(Figure dataset records)
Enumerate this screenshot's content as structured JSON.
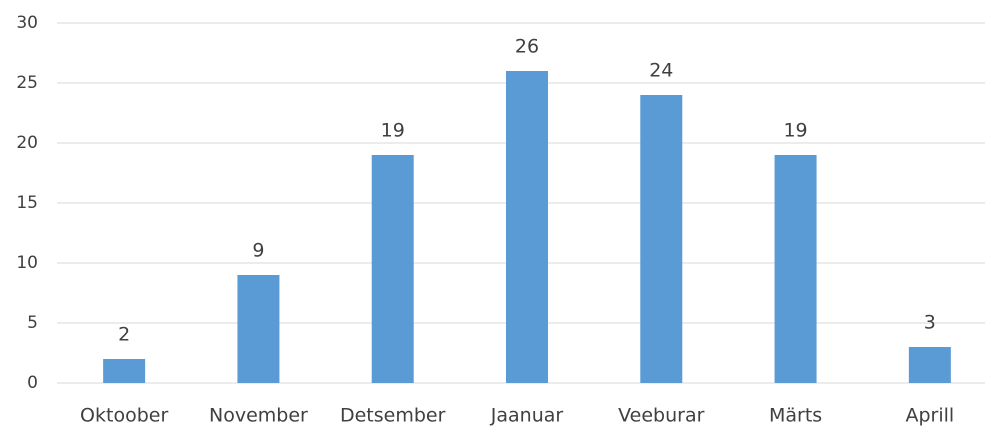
{
  "chart_data": {
    "type": "bar",
    "categories": [
      "Oktoober",
      "November",
      "Detsember",
      "Jaanuar",
      "Veeburar",
      "Märts",
      "Aprill"
    ],
    "values": [
      2,
      9,
      19,
      26,
      24,
      19,
      3
    ],
    "color": "#5b9bd5",
    "ylim": [
      0,
      30
    ],
    "yticks": [
      0,
      5,
      10,
      15,
      20,
      25,
      30
    ],
    "grid": true
  }
}
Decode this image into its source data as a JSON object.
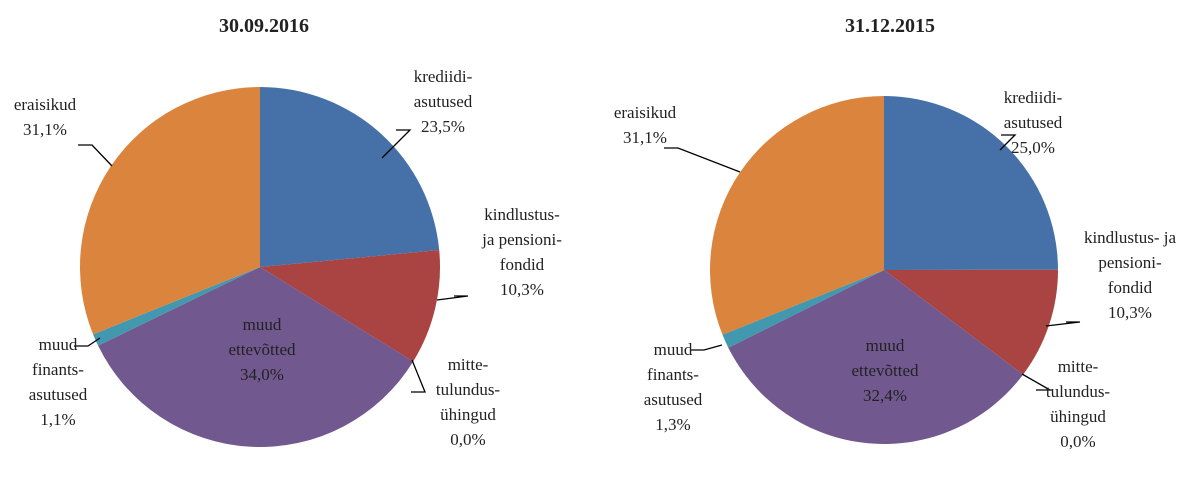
{
  "chart_data": [
    {
      "type": "pie",
      "title": "30.09.2016",
      "categories": [
        [
          "krediidi-",
          "asutused"
        ],
        [
          "kindlustus-",
          "ja pensioni-",
          "fondid"
        ],
        [
          "mitte-",
          "tulundus-",
          "ühingud"
        ],
        [
          "muud",
          "ettevõtted"
        ],
        [
          "muud",
          "finants-",
          "asutused"
        ],
        [
          "eraisikud"
        ]
      ],
      "values": [
        23.5,
        10.3,
        0.0,
        34.0,
        1.1,
        31.1
      ],
      "value_labels": [
        "23,5%",
        "10,3%",
        "0,0%",
        "34,0%",
        "1,1%",
        "31,1%"
      ],
      "colors": [
        "#4571a8",
        "#a94442",
        "#89a54e",
        "#71588f",
        "#4198af",
        "#db843d"
      ]
    },
    {
      "type": "pie",
      "title": "31.12.2015",
      "categories": [
        [
          "krediidi-",
          "asutused"
        ],
        [
          "kindlustus- ja",
          "pensioni-",
          "fondid"
        ],
        [
          "mitte-",
          "tulundus-",
          "ühingud"
        ],
        [
          "muud",
          "ettevõtted"
        ],
        [
          "muud",
          "finants-",
          "asutused"
        ],
        [
          "eraisikud"
        ]
      ],
      "values": [
        25.0,
        10.3,
        0.0,
        32.4,
        1.3,
        31.1
      ],
      "value_labels": [
        "25,0%",
        "10,3%",
        "0,0%",
        "32,4%",
        "1,3%",
        "31,1%"
      ],
      "colors": [
        "#4571a8",
        "#a94442",
        "#89a54e",
        "#71588f",
        "#4198af",
        "#db843d"
      ]
    }
  ]
}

Goal:
Give every record back exactly as it reads, with no images.

The response:
Enumerate this screenshot's content as structured JSON.
{
  "chart_data": {
    "type": "bar",
    "categories": [
      "Oktoober",
      "November",
      "Detsember",
      "Jaanuar",
      "Veeburar",
      "Märts",
      "Aprill"
    ],
    "values": [
      2,
      9,
      19,
      26,
      24,
      19,
      3
    ],
    "color": "#5b9bd5",
    "ylim": [
      0,
      30
    ],
    "yticks": [
      0,
      5,
      10,
      15,
      20,
      25,
      30
    ],
    "grid": true
  }
}
Decode this image into its source data as a JSON object.
{
  "chart_data": [
    {
      "type": "pie",
      "title": "30.09.2016",
      "categories": [
        [
          "krediidi-",
          "asutused"
        ],
        [
          "kindlustus-",
          "ja pensioni-",
          "fondid"
        ],
        [
          "mitte-",
          "tulundus-",
          "ühingud"
        ],
        [
          "muud",
          "ettevõtted"
        ],
        [
          "muud",
          "finants-",
          "asutused"
        ],
        [
          "eraisikud"
        ]
      ],
      "values": [
        23.5,
        10.3,
        0.0,
        34.0,
        1.1,
        31.1
      ],
      "value_labels": [
        "23,5%",
        "10,3%",
        "0,0%",
        "34,0%",
        "1,1%",
        "31,1%"
      ],
      "colors": [
        "#4571a8",
        "#a94442",
        "#89a54e",
        "#71588f",
        "#4198af",
        "#db843d"
      ]
    },
    {
      "type": "pie",
      "title": "31.12.2015",
      "categories": [
        [
          "krediidi-",
          "asutused"
        ],
        [
          "kindlustus- ja",
          "pensioni-",
          "fondid"
        ],
        [
          "mitte-",
          "tulundus-",
          "ühingud"
        ],
        [
          "muud",
          "ettevõtted"
        ],
        [
          "muud",
          "finants-",
          "asutused"
        ],
        [
          "eraisikud"
        ]
      ],
      "values": [
        25.0,
        10.3,
        0.0,
        32.4,
        1.3,
        31.1
      ],
      "value_labels": [
        "25,0%",
        "10,3%",
        "0,0%",
        "32,4%",
        "1,3%",
        "31,1%"
      ],
      "colors": [
        "#4571a8",
        "#a94442",
        "#89a54e",
        "#71588f",
        "#4198af",
        "#db843d"
      ]
    }
  ]
}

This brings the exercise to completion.